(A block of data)
+++
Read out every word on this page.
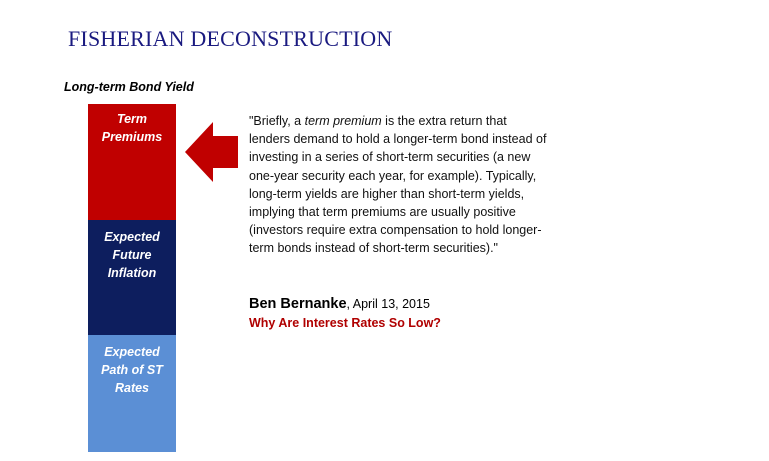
FISHERIAN DECONSTRUCTION
Long-term Bond Yield
Term
Premiums
Expected
Future
Inflation
Expected
Path of ST
Rates
"Briefly, a term premium is the extra return that lenders demand to hold a longer-term bond instead of investing in a series of short-term securities (a new one-year security each year, for example). Typically, long-term yields are higher than short-term yields, implying that term premiums are usually positive (investors require extra compensation to hold longer-term bonds instead of short-term securities)."
Ben Bernanke, April 13, 2015
Why Are Interest Rates So Low?
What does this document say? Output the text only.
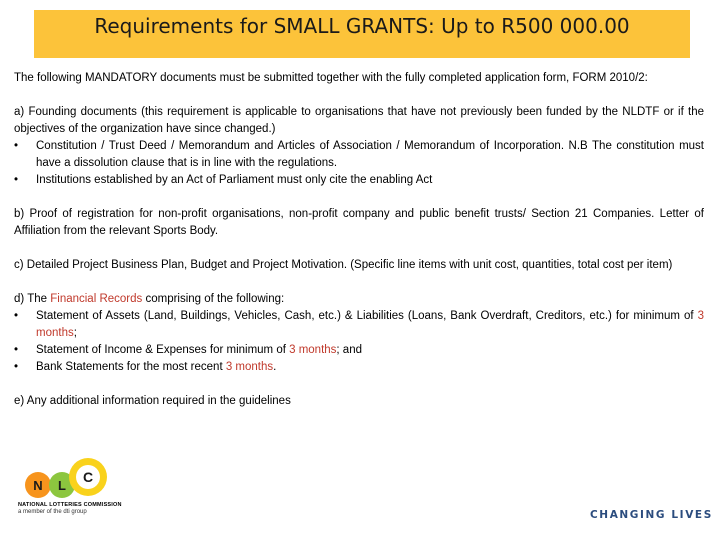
Requirements for SMALL GRANTS: Up to R500 000.00

The following MANDATORY documents must be submitted together with the fully completed application form, FORM 2010/2:

a) Founding documents (this requirement is applicable to organisations that have not previously been funded by the NLDTF or if the objectives of the organization have since changed.)

•	Constitution / Trust Deed / Memorandum and Articles of Association / Memorandum of Incorporation. N.B The constitution must have a dissolution clause that is in line with the regulations.
•	Institutions established by an Act of Parliament must only cite the enabling Act

b) Proof of registration for non-profit organisations, non-profit company and public benefit trusts/ Section 21 Companies. Letter of Affiliation from the relevant Sports Body.

c) Detailed Project Business Plan, Budget and Project Motivation. (Specific line items with unit cost, quantities, total cost per item)

d) The Financial Records comprising of the following:

•	Statement of Assets (Land, Buildings, Vehicles, Cash, etc.) & Liabilities (Loans, Bank Overdraft, Creditors, etc.) for minimum of 3 months;
•	Statement of Income & Expenses for minimum of 3 months; and
•	Bank Statements for the most recent 3 months.

e) Any additional information required in the guidelines

N L
C
NATIONAL LOTTERIES COMMISSION
a member of the dti group	CHANGING LIVES
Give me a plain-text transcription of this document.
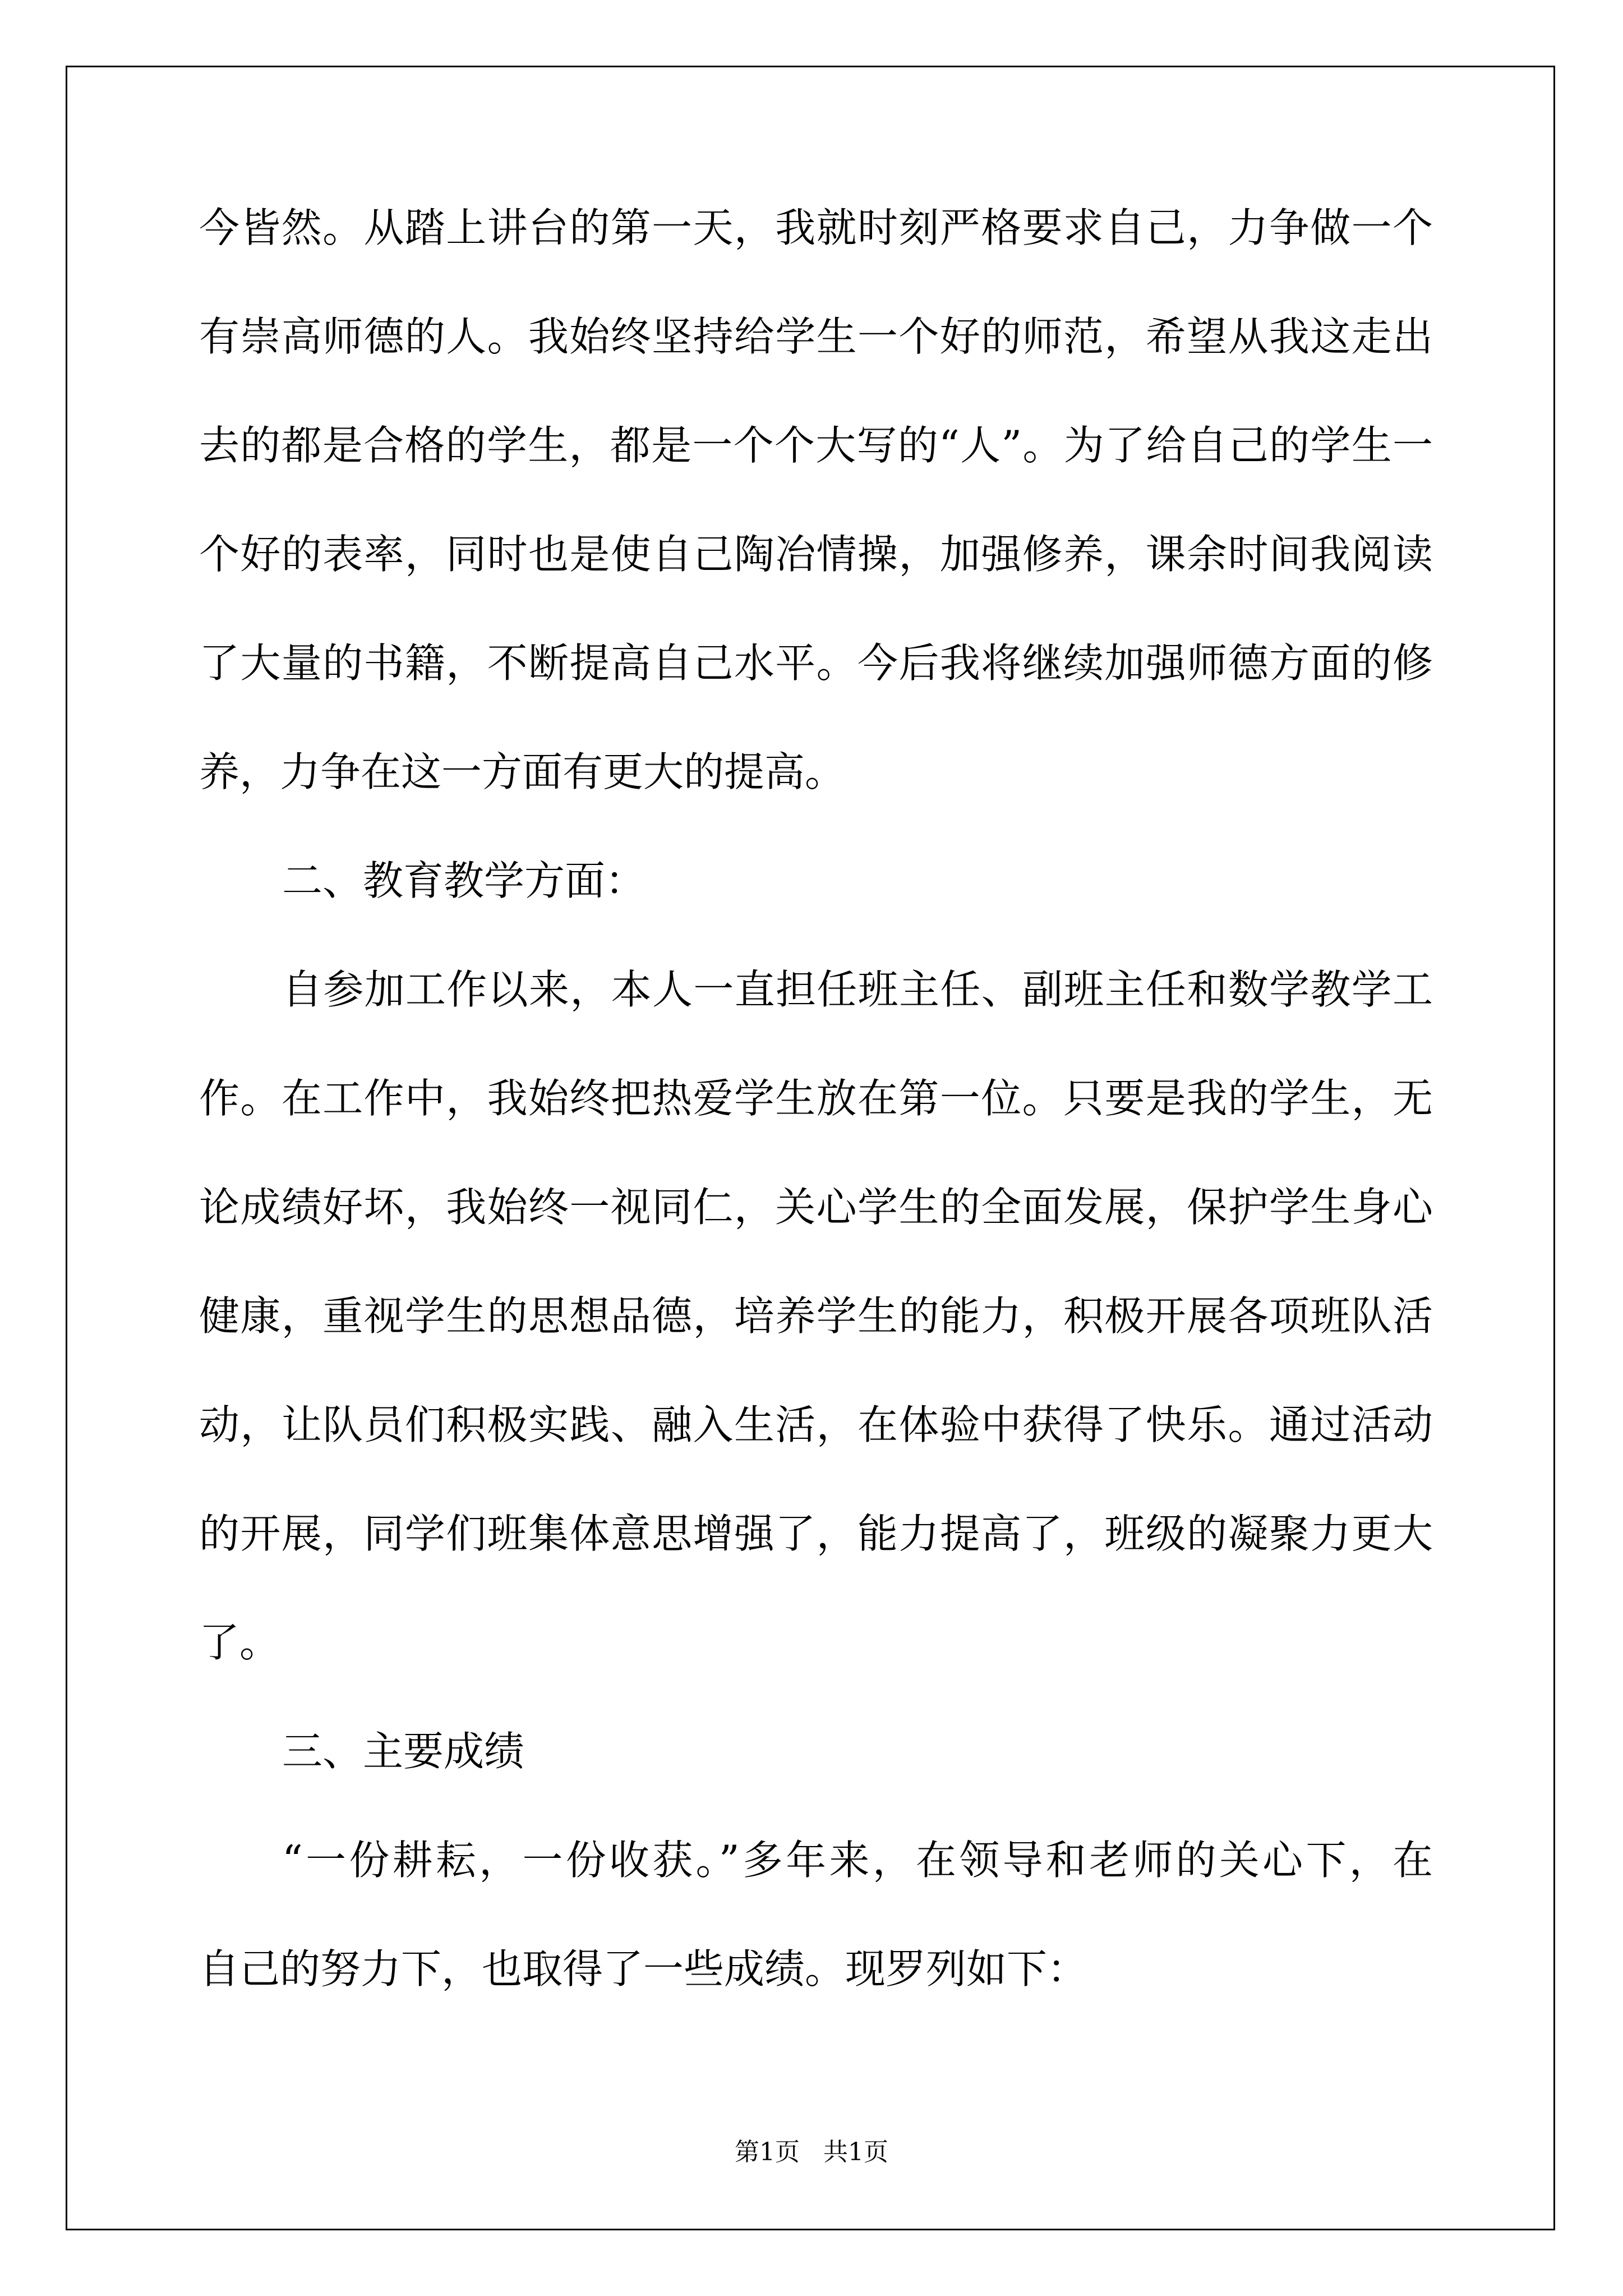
今皆然。从踏上讲台的第一天，我就时刻严格要求自己，力争做一个
有崇高师德的人。我始终坚持给学生一个好的师范，希望从我这走出
去的都是合格的学生，都是一个个大写的“人”。为了给自己的学生一
个好的表率，同时也是使自己陶冶情操，加强修养，课余时间我阅读
了大量的书籍，不断提高自己水平。今后我将继续加强师德方面的修
养，力争在这一方面有更大的提高。
二、教育教学方面：
自参加工作以来，本人一直担任班主任、副班主任和数学教学工
作。在工作中，我始终把热爱学生放在第一位。只要是我的学生，无
论成绩好坏，我始终一视同仁，关心学生的全面发展，保护学生身心
健康，重视学生的思想品德，培养学生的能力，积极开展各项班队活
动，让队员们积极实践、融入生活，在体验中获得了快乐。通过活动
的开展，同学们班集体意思增强了，能力提高了，班级的凝聚力更大
了。
三、主要成绩
“一份耕耘，一份收获。”多年来，在领导和老师的关心下，在
自己的努力下，也取得了一些成绩。现罗列如下：
第1页   共1页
+++
Reproduce all entries without any change, and omit the pictures.

> Result for this task:
Read out every word on this page.
FISHERIAN DECONSTRUCTION
Long-term Bond Yield
Term
Premiums
Expected
Future
Inflation
Expected
Path of ST
Rates
"Briefly, a term premium is the extra return that lenders demand to hold a longer-term bond instead of investing in a series of short-term securities (a new one-year security each year, for example). Typically, long-term yields are higher than short-term yields, implying that term premiums are usually positive (investors require extra compensation to hold longer-term bonds instead of short-term securities)."
Ben Bernanke, April 13, 2015
Why Are Interest Rates So Low?
What does this document say? Output the text only.
Requirements for SMALL GRANTS: Up to R500 000.00

The following MANDATORY documents must be submitted together with the fully completed application form, FORM 2010/2:

a) Founding documents (this requirement is applicable to organisations that have not previously been funded by the NLDTF or if the objectives of the organization have since changed.)

•	Constitution / Trust Deed / Memorandum and Articles of Association / Memorandum of Incorporation. N.B The constitution must have a dissolution clause that is in line with the regulations.
•	Institutions established by an Act of Parliament must only cite the enabling Act

b) Proof of registration for non-profit organisations, non-profit company and public benefit trusts/ Section 21 Companies. Letter of Affiliation from the relevant Sports Body.

c) Detailed Project Business Plan, Budget and Project Motivation. (Specific line items with unit cost, quantities, total cost per item)

d) The Financial Records comprising of the following:

•	Statement of Assets (Land, Buildings, Vehicles, Cash, etc.) & Liabilities (Loans, Bank Overdraft, Creditors, etc.) for minimum of 3 months;
•	Statement of Income & Expenses for minimum of 3 months; and
•	Bank Statements for the most recent 3 months.

e) Any additional information required in the guidelines

N L
C
NATIONAL LOTTERIES COMMISSION
a member of the dti group	CHANGING LIVES
Give me a plain-text transcription of this document.
今皆然。从踏上讲台的第一天，我就时刻严格要求自己，力争做一个
有崇高师德的人。我始终坚持给学生一个好的师范，希望从我这走出
去的都是合格的学生，都是一个个大写的“人”。为了给自己的学生一
个好的表率，同时也是使自己陶冶情操，加强修养，课余时间我阅读
了大量的书籍，不断提高自己水平。今后我将继续加强师德方面的修
养，力争在这一方面有更大的提高。
二、教育教学方面：
自参加工作以来，本人一直担任班主任、副班主任和数学教学工
作。在工作中，我始终把热爱学生放在第一位。只要是我的学生，无
论成绩好坏，我始终一视同仁，关心学生的全面发展，保护学生身心
健康，重视学生的思想品德，培养学生的能力，积极开展各项班队活
动，让队员们积极实践、融入生活，在体验中获得了快乐。通过活动
的开展，同学们班集体意思增强了，能力提高了，班级的凝聚力更大
了。
三、主要成绩
“一份耕耘，一份收获。”多年来，在领导和老师的关心下，在
自己的努力下，也取得了一些成绩。现罗列如下：
第1页   共1页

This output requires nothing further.